__The exercise__.
Review the lines that follow and copy each one that contains the word "Natives".

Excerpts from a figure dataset
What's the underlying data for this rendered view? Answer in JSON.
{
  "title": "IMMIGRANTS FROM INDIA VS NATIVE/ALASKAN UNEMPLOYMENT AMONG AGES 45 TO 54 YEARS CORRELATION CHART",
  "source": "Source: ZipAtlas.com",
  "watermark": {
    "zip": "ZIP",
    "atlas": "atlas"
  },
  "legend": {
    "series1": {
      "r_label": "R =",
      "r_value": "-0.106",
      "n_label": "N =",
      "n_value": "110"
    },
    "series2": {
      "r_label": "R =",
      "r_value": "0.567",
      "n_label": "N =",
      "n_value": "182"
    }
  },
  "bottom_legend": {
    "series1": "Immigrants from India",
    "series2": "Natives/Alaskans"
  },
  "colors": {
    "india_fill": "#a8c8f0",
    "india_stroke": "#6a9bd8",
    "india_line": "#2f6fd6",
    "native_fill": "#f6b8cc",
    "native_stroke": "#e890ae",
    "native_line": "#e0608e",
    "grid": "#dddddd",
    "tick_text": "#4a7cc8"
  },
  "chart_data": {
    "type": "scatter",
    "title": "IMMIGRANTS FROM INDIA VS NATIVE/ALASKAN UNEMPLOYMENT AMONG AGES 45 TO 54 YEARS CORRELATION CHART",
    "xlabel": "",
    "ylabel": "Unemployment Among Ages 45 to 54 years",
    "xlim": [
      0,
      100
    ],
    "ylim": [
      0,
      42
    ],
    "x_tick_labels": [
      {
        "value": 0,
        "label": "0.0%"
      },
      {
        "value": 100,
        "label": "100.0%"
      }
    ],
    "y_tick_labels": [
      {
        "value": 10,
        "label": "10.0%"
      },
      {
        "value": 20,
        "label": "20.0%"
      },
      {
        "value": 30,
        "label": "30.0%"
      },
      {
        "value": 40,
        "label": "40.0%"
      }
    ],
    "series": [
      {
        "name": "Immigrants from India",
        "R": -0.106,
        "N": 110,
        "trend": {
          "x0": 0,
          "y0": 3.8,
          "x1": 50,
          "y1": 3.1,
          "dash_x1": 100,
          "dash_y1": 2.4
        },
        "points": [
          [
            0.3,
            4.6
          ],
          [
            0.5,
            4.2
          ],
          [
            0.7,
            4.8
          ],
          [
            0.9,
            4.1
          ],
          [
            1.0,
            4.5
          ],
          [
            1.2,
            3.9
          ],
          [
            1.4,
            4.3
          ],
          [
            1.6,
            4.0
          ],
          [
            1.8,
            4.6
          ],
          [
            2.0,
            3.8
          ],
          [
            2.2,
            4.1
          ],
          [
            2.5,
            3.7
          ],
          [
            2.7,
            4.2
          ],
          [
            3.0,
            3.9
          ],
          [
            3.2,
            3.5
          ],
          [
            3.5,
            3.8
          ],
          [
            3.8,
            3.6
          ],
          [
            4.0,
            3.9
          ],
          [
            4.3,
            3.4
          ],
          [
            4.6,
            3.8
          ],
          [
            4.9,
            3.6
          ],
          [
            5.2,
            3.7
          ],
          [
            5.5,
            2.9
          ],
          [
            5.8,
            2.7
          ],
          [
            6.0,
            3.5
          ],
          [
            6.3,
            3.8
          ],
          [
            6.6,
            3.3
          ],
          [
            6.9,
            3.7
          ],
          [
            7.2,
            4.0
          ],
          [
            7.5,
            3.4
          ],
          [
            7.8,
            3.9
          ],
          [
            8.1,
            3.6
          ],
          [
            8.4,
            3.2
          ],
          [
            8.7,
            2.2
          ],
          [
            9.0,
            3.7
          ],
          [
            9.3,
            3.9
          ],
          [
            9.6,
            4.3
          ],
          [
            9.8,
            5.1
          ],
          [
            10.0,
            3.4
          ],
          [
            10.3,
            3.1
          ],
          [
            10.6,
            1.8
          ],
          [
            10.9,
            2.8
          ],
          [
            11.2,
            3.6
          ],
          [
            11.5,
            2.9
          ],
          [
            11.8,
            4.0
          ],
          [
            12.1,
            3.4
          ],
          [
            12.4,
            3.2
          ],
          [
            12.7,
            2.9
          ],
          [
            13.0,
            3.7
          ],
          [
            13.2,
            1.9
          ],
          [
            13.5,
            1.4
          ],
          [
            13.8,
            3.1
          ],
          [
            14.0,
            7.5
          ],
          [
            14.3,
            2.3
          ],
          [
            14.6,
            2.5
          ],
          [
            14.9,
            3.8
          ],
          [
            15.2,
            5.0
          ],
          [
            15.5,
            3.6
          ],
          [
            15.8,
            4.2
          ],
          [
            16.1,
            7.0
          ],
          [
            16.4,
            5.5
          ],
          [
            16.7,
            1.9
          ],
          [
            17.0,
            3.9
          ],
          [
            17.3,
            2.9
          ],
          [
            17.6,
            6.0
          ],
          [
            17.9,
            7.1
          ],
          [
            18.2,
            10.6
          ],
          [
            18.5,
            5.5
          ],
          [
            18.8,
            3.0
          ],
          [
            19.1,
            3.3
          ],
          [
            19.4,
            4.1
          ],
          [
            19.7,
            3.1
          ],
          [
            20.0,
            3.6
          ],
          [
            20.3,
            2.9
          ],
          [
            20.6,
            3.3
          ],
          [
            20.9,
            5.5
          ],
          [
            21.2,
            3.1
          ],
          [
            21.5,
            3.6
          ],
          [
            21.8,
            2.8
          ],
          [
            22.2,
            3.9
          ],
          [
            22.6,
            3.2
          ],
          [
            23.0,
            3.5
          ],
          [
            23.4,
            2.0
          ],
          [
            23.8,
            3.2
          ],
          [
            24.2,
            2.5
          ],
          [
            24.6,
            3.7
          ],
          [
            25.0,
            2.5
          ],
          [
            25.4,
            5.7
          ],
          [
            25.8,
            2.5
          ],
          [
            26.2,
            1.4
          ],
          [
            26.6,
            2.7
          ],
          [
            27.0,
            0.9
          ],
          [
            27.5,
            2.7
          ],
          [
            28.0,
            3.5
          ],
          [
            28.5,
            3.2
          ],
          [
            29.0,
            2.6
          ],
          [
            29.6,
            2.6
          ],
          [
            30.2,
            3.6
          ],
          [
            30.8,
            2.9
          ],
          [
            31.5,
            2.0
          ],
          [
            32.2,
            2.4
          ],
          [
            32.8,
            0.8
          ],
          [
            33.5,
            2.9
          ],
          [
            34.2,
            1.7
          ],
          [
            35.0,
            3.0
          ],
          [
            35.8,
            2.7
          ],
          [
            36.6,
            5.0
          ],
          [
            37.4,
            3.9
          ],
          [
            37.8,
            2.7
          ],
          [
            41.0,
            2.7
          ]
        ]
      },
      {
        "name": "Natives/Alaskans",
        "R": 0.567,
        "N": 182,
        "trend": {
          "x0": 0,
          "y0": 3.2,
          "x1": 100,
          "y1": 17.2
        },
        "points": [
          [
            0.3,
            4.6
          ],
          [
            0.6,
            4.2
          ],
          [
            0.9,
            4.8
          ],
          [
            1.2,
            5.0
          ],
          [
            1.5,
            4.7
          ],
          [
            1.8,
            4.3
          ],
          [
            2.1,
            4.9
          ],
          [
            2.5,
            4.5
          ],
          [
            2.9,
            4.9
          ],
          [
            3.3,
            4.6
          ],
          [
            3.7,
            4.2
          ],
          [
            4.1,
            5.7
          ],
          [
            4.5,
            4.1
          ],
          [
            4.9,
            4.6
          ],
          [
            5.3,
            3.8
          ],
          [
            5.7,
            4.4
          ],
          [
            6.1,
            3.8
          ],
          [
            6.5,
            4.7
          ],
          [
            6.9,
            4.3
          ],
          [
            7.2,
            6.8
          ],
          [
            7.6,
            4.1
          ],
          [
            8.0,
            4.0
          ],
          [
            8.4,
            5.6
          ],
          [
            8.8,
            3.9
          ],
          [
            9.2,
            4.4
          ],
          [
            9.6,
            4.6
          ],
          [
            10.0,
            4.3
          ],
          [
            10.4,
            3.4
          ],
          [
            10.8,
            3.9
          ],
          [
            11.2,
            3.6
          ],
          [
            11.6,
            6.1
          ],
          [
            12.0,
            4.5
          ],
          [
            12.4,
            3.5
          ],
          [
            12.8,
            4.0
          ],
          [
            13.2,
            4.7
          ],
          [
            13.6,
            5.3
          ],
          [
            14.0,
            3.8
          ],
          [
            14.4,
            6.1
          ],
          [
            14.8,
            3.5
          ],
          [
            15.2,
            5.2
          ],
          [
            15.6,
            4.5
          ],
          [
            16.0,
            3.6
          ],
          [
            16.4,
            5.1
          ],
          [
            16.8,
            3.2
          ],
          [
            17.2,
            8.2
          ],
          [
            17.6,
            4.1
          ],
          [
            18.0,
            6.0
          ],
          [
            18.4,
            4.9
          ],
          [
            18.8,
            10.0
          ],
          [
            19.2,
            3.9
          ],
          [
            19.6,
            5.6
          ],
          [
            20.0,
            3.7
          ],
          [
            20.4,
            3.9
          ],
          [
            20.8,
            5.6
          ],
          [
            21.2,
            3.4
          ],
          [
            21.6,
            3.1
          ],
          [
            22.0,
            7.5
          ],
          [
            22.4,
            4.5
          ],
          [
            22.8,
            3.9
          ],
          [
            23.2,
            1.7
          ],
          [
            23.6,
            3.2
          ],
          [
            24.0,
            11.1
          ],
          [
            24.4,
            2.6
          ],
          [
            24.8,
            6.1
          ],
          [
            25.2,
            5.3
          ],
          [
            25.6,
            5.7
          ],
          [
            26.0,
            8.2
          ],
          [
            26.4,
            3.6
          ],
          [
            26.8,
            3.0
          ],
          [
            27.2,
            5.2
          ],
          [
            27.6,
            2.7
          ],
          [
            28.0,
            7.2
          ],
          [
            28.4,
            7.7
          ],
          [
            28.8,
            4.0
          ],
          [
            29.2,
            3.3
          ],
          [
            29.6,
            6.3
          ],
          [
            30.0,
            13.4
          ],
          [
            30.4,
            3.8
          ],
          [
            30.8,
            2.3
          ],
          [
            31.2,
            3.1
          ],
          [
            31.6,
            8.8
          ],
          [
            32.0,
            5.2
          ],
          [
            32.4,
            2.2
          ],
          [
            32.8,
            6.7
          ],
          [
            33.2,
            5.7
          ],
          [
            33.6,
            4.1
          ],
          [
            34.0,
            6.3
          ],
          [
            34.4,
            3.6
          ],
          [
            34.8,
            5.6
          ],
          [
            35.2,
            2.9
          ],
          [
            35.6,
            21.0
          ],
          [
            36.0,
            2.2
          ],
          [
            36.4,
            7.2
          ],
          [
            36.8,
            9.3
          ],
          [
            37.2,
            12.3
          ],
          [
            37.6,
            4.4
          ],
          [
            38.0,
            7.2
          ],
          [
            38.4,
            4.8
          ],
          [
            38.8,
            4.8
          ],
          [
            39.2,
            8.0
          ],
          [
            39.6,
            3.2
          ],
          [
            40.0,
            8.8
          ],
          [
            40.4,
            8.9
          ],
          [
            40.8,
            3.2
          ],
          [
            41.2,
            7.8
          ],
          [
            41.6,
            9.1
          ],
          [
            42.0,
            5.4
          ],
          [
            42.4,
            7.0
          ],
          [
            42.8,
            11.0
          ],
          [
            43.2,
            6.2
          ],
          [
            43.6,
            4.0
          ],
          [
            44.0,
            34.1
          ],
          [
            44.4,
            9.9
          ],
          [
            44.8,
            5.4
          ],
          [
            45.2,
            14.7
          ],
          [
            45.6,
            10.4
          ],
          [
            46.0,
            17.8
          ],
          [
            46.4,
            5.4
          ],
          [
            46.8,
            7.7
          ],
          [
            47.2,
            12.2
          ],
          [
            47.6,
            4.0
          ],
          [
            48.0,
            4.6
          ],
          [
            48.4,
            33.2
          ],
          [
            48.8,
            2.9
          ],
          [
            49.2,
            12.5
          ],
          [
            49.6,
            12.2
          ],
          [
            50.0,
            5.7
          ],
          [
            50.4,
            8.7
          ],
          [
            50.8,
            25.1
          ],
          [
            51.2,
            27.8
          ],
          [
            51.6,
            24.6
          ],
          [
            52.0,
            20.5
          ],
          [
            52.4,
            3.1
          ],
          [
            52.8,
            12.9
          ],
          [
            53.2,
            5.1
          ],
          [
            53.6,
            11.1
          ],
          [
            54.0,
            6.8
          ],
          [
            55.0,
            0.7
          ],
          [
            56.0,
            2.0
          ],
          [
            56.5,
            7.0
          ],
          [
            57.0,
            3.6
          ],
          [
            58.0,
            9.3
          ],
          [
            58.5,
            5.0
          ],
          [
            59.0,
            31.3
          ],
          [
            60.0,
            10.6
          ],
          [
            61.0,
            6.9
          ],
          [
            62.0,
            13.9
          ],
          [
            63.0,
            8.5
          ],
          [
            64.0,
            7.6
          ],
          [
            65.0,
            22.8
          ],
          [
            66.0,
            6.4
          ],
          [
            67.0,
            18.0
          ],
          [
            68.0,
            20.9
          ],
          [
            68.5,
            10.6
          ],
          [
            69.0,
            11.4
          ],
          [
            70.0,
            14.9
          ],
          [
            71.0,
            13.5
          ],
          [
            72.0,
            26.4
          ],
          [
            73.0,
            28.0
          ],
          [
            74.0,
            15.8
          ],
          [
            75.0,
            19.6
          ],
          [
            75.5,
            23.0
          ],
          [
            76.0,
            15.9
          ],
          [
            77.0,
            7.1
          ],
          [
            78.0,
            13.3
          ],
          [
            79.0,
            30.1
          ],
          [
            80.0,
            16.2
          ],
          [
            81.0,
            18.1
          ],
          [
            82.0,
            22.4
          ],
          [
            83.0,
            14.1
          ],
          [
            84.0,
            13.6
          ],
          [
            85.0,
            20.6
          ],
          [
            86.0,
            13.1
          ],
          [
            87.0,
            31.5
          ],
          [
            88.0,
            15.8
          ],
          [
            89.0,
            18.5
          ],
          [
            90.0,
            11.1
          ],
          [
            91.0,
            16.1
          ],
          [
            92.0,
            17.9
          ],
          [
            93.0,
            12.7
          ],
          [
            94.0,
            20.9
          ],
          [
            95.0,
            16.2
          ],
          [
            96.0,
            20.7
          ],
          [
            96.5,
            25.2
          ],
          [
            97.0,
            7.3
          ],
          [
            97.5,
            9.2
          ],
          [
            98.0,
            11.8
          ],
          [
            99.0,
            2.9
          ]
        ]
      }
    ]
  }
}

__Right answer__.
    "series2": "Natives/Alaskans"
        "name": "Natives/Alaskans",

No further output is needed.